● BRANO PROPOSTO:
|---|
La maschera dell’assenza: tre dischi invisibili


Nelle sue “Lezioni americaneItalo Calvino individuava tra le parole chiave per il nuovo millennio la “Visibilità”. Col senno di poi possiamo dirlo: non è andata esattamente così. Tra le maschere del contemporaneo c’è anche l’assenza. Sparire, nascondere tracce ed identità, rimescolare le carte.
Marketing o poetica? Il confine è sbiadito. Ma non è questo il punto. Tre dischi per altrettanti artisti che hanno scelto la sommersione come scelta di vita. Ed hanno fatto centro.

APHEX TWIN – Drukqs (Warp Records, 2001)
Di lui si sanno molte cose: è eccentrico al punto di volersi mettere un carrarmato in giardino, è nato in Cornovaglia nel 1971, si chiama Richard D. James (ma sarà vero?) e traffica con sintetizzatori da quando era bambino. Poi ci sono gli pseudonimi, gli aneddoti, il culto alimentato dalle chiacchiere della Rete.
|---|
● DATI:
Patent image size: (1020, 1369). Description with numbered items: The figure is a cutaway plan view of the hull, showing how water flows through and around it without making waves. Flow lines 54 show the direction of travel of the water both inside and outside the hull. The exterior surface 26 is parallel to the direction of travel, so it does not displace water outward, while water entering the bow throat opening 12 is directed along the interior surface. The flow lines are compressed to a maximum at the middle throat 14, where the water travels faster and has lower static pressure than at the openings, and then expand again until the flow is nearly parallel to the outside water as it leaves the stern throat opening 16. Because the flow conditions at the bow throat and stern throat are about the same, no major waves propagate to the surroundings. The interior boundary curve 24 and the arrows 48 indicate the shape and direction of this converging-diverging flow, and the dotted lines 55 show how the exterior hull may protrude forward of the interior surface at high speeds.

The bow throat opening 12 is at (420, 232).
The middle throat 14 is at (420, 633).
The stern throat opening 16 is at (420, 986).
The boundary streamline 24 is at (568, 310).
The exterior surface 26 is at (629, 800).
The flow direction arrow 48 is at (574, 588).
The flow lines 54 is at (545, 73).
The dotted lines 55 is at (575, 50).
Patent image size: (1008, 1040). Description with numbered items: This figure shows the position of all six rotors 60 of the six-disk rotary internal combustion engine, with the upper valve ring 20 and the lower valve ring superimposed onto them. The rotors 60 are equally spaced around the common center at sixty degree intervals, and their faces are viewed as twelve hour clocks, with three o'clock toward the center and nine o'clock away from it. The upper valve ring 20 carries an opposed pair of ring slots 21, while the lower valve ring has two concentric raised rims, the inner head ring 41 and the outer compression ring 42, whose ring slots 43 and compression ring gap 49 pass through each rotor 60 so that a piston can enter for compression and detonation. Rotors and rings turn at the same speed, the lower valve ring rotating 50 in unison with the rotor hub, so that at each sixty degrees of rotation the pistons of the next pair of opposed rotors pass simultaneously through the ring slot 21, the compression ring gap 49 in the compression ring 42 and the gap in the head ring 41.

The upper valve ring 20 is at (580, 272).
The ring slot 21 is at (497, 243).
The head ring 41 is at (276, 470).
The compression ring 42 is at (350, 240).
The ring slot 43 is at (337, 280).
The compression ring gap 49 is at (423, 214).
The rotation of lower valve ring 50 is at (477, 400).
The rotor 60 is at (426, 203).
|---|
● CONSEGNA A:
Rispondi a queste domande sul brano:
(i) Quale parola chiave per il nuovo millennio indicava Calvino nelle "Lezioni americane"?
(ii) Quanti dischi vengono presentati?
(iii) Dove e in che anno è nato Aphex Twin?
● CONSEGNA B: Ricopia, per favore, il brano a partire da "Marketing o poetica?" e proseguendo fino a "(Warp Records, 2001)".

● SOLUZIONE A:
(i) La "Visibilità".
(ii) Tre.
(iii) In Cornovaglia, nel 1971.

● SOLUZIONE B:
Marketing o poetica? Il confine è sbiadito. Ma non è questo il punto. Tre dischi per altrettanti artisti che hanno scelto la sommersione come scelta di vita. Ed hanno fatto centro.

APHEX TWIN – Drukqs (Warp Records, 2001)